[Dataset listings of figures]
++++++++++++++++++++
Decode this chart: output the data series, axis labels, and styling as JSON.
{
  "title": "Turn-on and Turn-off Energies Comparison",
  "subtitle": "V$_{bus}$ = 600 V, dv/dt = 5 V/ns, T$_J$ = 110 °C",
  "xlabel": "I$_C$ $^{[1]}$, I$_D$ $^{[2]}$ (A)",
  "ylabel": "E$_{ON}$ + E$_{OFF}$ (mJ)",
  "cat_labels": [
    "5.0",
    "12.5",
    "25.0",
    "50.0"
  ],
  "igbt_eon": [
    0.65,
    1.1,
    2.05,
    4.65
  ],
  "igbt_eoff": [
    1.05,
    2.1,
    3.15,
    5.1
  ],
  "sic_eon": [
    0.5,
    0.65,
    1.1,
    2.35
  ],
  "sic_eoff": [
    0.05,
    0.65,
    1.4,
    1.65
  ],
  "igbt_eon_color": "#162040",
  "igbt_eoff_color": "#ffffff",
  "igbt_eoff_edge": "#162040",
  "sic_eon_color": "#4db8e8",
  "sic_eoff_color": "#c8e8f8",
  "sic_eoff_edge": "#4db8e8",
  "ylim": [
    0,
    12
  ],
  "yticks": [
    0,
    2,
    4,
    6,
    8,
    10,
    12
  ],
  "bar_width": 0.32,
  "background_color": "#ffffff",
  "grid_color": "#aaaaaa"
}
++++++++++++++++++++
TASK DESCRIPTION: Print all the data exactly.

ANSWER TO THIS TASK:
Decode this chart: output the data series, axis labels, and styling as JSON.
{
  "title": "Turn-on and Turn-off Energies Comparison",
  "subtitle": "V$_{bus}$ = 600 V, dv/dt = 5 V/ns, T$_J$ = 110 °C",
  "xlabel": "I$_C$ $^{[1]}$, I$_D$ $^{[2]}$ (A)",
  "ylabel": "E$_{ON}$ + E$_{OFF}$ (mJ)",
  "cat_labels": [
    "5.0",
    "12.5",
    "25.0",
    "50.0"
  ],
  "igbt_eon": [
    0.65,
    1.1,
    2.05,
    4.65
  ],
  "igbt_eoff": [
    1.05,
    2.1,
    3.15,
    5.1
  ],
  "sic_eon": [
    0.5,
    0.65,
    1.1,
    2.35
  ],
  "sic_eoff": [
    0.05,
    0.65,
    1.4,
    1.65
  ],
  "igbt_eon_color": "#162040",
  "igbt_eoff_color": "#ffffff",
  "igbt_eoff_edge": "#162040",
  "sic_eon_color": "#4db8e8",
  "sic_eoff_color": "#c8e8f8",
  "sic_eoff_edge": "#4db8e8",
  "ylim": [
    0,
    12
  ],
  "yticks": [
    0,
    2,
    4,
    6,
    8,
    10,
    12
  ],
  "bar_width": 0.32,
  "background_color": "#ffffff",
  "grid_color": "#aaaaaa"
}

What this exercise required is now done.